TO BE DONE -
From the listing below, return each line that includes "Business".

====

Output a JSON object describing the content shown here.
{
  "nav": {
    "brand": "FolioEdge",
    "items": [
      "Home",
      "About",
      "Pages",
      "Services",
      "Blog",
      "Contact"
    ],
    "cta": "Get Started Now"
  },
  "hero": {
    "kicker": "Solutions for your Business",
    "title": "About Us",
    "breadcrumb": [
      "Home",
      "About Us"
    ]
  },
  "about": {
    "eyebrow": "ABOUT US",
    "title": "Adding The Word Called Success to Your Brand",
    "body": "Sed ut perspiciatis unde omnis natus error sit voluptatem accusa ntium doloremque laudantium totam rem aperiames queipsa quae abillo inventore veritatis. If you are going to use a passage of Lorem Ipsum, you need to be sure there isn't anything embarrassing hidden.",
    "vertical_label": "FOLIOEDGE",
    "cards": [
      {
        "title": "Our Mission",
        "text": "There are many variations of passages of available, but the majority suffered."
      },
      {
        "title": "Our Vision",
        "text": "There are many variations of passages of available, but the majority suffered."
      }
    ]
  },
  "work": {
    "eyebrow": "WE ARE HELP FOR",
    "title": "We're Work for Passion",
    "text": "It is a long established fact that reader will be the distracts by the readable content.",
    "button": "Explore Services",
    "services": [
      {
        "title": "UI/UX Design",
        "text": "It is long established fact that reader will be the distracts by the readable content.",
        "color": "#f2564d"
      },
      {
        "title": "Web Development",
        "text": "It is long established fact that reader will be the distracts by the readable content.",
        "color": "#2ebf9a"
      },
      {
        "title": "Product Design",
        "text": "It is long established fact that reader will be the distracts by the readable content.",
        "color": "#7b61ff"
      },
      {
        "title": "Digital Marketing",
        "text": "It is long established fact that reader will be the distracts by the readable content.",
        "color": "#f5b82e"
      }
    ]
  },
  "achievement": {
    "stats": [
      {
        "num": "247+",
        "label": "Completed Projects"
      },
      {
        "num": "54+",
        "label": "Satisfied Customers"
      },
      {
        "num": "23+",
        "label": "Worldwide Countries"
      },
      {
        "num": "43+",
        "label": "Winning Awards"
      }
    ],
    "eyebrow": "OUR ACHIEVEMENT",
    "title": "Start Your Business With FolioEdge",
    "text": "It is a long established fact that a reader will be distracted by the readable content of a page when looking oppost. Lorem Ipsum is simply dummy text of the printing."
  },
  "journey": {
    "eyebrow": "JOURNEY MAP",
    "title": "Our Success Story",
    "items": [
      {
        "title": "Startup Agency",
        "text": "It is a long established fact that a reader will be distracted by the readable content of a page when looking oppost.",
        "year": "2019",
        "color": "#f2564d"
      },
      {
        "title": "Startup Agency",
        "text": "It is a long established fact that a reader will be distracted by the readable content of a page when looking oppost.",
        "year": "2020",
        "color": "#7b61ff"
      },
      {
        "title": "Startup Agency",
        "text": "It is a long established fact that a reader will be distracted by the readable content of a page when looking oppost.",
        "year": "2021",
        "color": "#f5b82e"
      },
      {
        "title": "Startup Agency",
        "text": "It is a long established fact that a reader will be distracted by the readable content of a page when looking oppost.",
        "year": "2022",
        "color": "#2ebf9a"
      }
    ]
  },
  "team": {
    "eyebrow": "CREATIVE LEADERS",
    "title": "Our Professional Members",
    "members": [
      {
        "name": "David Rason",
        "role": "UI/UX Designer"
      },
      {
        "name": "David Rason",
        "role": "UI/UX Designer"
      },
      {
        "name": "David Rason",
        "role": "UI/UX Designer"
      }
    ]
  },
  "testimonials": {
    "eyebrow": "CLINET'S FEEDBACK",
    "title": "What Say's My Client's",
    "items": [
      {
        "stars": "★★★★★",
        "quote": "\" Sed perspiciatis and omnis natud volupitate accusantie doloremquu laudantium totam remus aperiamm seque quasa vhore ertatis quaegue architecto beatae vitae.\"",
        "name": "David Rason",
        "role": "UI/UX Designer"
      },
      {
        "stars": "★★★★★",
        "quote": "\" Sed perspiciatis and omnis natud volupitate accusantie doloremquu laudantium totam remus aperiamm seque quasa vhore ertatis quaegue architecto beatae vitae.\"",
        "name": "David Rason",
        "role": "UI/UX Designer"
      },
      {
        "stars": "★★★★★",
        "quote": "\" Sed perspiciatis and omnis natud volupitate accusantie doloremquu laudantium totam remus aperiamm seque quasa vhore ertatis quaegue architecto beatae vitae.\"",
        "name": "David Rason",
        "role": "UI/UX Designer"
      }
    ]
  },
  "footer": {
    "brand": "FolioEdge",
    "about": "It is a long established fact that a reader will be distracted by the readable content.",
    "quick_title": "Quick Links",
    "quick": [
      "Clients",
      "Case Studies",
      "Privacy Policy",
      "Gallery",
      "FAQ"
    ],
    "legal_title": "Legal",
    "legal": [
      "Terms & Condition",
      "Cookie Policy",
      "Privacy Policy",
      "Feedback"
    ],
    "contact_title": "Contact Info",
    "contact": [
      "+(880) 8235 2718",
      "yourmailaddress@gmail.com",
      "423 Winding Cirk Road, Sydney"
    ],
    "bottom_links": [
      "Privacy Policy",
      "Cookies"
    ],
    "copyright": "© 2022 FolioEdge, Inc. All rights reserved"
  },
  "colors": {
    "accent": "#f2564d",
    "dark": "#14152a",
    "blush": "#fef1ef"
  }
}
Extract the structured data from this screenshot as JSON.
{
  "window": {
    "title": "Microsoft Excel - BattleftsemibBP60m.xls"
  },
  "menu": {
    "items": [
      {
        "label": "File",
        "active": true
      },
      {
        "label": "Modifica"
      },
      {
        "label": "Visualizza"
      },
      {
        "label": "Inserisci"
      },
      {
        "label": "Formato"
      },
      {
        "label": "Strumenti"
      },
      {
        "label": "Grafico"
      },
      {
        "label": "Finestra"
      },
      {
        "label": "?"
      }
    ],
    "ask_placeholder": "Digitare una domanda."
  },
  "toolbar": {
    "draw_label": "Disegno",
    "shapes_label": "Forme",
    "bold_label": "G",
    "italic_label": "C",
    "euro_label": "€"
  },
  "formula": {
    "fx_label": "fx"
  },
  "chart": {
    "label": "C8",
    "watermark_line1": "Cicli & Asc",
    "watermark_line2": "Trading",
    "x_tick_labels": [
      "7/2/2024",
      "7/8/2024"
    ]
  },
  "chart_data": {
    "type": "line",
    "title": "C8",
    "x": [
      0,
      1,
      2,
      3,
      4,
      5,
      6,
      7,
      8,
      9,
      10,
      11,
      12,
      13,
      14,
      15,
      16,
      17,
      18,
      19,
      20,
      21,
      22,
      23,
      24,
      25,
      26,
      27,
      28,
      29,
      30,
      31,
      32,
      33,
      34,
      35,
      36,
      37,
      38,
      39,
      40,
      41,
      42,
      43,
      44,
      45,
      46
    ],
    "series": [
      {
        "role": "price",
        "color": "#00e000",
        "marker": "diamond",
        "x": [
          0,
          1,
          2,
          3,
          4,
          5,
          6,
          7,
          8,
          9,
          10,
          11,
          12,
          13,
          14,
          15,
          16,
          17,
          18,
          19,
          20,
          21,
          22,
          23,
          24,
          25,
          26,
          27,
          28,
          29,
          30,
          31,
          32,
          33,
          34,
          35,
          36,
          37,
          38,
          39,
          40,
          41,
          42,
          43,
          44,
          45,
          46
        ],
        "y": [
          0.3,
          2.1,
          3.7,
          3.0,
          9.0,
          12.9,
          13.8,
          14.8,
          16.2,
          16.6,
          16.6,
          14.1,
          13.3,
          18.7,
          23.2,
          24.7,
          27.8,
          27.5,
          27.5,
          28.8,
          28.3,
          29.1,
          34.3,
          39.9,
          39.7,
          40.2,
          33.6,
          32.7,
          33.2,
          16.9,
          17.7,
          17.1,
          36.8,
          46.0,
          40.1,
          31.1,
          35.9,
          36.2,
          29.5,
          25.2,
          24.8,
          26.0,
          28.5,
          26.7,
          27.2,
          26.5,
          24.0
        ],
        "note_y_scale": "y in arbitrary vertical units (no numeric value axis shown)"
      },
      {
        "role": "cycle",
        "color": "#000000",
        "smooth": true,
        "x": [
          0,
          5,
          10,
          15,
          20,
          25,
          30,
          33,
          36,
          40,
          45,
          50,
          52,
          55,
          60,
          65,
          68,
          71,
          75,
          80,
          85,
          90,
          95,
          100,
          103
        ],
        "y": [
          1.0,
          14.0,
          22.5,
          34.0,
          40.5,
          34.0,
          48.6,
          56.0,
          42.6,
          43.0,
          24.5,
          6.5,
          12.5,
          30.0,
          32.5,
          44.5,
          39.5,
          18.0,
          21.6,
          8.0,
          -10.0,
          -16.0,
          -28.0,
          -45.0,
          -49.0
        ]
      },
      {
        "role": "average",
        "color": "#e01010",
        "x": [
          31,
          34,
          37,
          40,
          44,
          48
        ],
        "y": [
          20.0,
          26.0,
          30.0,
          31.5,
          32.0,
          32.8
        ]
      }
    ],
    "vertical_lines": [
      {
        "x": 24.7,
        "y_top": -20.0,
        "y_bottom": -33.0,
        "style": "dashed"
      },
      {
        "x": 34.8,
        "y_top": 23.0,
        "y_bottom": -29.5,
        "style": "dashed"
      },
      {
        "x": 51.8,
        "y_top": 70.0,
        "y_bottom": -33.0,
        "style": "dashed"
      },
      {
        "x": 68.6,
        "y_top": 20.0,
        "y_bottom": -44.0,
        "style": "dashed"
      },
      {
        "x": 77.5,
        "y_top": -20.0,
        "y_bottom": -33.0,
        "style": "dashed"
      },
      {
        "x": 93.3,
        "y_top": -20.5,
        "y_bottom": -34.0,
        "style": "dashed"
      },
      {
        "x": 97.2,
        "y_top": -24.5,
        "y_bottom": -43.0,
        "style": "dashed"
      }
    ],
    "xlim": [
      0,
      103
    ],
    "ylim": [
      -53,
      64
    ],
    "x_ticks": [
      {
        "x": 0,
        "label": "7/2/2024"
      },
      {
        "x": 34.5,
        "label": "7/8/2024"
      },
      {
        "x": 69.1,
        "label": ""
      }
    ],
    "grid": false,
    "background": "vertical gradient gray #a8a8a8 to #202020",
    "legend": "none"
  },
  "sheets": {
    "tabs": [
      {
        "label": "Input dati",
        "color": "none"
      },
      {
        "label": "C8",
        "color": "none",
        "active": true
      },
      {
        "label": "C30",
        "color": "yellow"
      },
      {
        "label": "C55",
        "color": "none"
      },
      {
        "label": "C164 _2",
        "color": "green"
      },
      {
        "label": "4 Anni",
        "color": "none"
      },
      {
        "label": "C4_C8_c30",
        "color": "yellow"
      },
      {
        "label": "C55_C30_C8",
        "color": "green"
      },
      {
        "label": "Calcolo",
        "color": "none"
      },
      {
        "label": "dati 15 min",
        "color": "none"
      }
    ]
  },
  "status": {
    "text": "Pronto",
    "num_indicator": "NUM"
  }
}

====

FULL SOLUTION -
    "kicker": "Solutions for your Business",
    "title": "Start Your Business With FolioEdge",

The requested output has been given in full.